*** Supplied information

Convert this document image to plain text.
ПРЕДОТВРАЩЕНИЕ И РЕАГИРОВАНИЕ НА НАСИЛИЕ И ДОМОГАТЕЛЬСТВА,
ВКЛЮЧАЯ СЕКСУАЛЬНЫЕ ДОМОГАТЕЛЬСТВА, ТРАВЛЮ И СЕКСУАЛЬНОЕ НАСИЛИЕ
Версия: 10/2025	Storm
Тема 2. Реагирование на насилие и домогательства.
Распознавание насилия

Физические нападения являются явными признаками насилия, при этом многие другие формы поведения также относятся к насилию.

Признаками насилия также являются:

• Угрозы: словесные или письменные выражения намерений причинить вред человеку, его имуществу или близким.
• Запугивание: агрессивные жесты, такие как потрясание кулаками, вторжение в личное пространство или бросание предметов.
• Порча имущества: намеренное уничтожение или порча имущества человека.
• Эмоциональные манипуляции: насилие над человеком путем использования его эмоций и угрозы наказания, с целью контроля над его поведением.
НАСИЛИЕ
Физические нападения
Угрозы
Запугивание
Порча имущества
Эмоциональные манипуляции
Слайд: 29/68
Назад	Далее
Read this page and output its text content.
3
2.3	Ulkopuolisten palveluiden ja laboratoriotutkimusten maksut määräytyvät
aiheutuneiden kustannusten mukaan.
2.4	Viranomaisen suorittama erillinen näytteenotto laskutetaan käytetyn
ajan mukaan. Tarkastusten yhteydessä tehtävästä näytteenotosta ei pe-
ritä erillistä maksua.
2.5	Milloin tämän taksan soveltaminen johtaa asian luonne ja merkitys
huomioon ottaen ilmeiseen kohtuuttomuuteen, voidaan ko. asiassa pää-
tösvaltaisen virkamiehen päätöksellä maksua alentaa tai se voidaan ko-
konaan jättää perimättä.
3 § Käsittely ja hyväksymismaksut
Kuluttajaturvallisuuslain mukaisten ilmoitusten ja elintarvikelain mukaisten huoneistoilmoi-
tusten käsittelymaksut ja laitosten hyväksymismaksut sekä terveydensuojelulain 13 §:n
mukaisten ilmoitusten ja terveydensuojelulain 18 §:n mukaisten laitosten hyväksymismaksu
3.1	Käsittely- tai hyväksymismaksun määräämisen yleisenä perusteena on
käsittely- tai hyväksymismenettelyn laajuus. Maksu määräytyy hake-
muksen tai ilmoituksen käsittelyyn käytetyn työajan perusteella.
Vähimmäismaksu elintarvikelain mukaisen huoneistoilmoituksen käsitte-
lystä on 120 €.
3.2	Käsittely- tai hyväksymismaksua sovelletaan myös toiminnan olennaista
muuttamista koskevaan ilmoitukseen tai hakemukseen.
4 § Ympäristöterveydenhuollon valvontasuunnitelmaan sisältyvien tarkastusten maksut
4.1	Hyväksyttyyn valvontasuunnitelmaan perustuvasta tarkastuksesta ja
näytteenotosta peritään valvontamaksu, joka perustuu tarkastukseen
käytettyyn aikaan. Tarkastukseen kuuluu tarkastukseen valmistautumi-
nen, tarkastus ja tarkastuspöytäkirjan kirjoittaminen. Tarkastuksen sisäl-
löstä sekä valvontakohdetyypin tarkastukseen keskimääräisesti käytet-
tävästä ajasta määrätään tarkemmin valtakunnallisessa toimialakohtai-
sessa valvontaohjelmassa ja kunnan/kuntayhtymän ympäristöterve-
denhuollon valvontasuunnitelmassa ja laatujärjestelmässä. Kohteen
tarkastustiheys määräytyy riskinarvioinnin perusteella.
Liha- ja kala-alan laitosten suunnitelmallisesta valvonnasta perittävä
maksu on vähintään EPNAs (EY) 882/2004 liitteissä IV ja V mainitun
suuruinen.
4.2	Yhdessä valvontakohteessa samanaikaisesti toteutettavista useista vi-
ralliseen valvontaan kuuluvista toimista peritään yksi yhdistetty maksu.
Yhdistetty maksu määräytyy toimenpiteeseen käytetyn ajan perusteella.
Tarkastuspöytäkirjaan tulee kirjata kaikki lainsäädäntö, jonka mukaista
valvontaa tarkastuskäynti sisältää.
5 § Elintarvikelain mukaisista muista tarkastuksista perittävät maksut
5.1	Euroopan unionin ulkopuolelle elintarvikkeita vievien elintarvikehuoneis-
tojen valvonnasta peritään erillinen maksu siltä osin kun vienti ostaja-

******

**Direction**
Repeat the material from above exactly, word for word.

**Written answer**
Convert this document image to plain text.
ПРЕДОТВРАЩЕНИЕ И РЕАГИРОВАНИЕ НА НАСИЛИЕ И ДОМОГАТЕЛЬСТВА,
ВКЛЮЧАЯ СЕКСУАЛЬНЫЕ ДОМОГАТЕЛЬСТВА, ТРАВЛЮ И СЕКСУАЛЬНОЕ НАСИЛИЕ
Версия: 10/2025	Storm
Тема 2. Реагирование на насилие и домогательства.
Распознавание насилия

Физические нападения являются явными признаками насилия, при этом многие другие формы поведения также относятся к насилию.

Признаками насилия также являются:

• Угрозы: словесные или письменные выражения намерений причинить вред человеку, его имуществу или близким.
• Запугивание: агрессивные жесты, такие как потрясание кулаками, вторжение в личное пространство или бросание предметов.
• Порча имущества: намеренное уничтожение или порча имущества человека.
• Эмоциональные манипуляции: насилие над человеком путем использования его эмоций и угрозы наказания, с целью контроля над его поведением.
НАСИЛИЕ
Физические нападения
Угрозы
Запугивание
Порча имущества
Эмоциональные манипуляции
Слайд: 29/68
Назад	Далее
Read this page and output its text content.
3
2.3	Ulkopuolisten palveluiden ja laboratoriotutkimusten maksut määräytyvät
aiheutuneiden kustannusten mukaan.
2.4	Viranomaisen suorittama erillinen näytteenotto laskutetaan käytetyn
ajan mukaan. Tarkastusten yhteydessä tehtävästä näytteenotosta ei pe-
ritä erillistä maksua.
2.5	Milloin tämän taksan soveltaminen johtaa asian luonne ja merkitys
huomioon ottaen ilmeiseen kohtuuttomuuteen, voidaan ko. asiassa pää-
tösvaltaisen virkamiehen päätöksellä maksua alentaa tai se voidaan ko-
konaan jättää perimättä.
3 § Käsittely ja hyväksymismaksut
Kuluttajaturvallisuuslain mukaisten ilmoitusten ja elintarvikelain mukaisten huoneistoilmoi-
tusten käsittelymaksut ja laitosten hyväksymismaksut sekä terveydensuojelulain 13 §:n
mukaisten ilmoitusten ja terveydensuojelulain 18 §:n mukaisten laitosten hyväksymismaksu
3.1	Käsittely- tai hyväksymismaksun määräämisen yleisenä perusteena on
käsittely- tai hyväksymismenettelyn laajuus. Maksu määräytyy hake-
muksen tai ilmoituksen käsittelyyn käytetyn työajan perusteella.
Vähimmäismaksu elintarvikelain mukaisen huoneistoilmoituksen käsitte-
lystä on 120 €.
3.2	Käsittely- tai hyväksymismaksua sovelletaan myös toiminnan olennaista
muuttamista koskevaan ilmoitukseen tai hakemukseen.
4 § Ympäristöterveydenhuollon valvontasuunnitelmaan sisältyvien tarkastusten maksut
4.1	Hyväksyttyyn valvontasuunnitelmaan perustuvasta tarkastuksesta ja
näytteenotosta peritään valvontamaksu, joka perustuu tarkastukseen
käytettyyn aikaan. Tarkastukseen kuuluu tarkastukseen valmistautumi-
nen, tarkastus ja tarkastuspöytäkirjan kirjoittaminen. Tarkastuksen sisäl-
löstä sekä valvontakohdetyypin tarkastukseen keskimääräisesti käytet-
tävästä ajasta määrätään tarkemmin valtakunnallisessa toimialakohtai-
sessa valvontaohjelmassa ja kunnan/kuntayhtymän ympäristöterve-
denhuollon valvontasuunnitelmassa ja laatujärjestelmässä. Kohteen
tarkastustiheys määräytyy riskinarvioinnin perusteella.
Liha- ja kala-alan laitosten suunnitelmallisesta valvonnasta perittävä
maksu on vähintään EPNAs (EY) 882/2004 liitteissä IV ja V mainitun
suuruinen.
4.2	Yhdessä valvontakohteessa samanaikaisesti toteutettavista useista vi-
ralliseen valvontaan kuuluvista toimista peritään yksi yhdistetty maksu.
Yhdistetty maksu määräytyy toimenpiteeseen käytetyn ajan perusteella.
Tarkastuspöytäkirjaan tulee kirjata kaikki lainsäädäntö, jonka mukaista
valvontaa tarkastuskäynti sisältää.
5 § Elintarvikelain mukaisista muista tarkastuksista perittävät maksut
5.1	Euroopan unionin ulkopuolelle elintarvikkeita vievien elintarvikehuoneis-
tojen valvonnasta peritään erillinen maksu siltä osin kun vienti ostaja-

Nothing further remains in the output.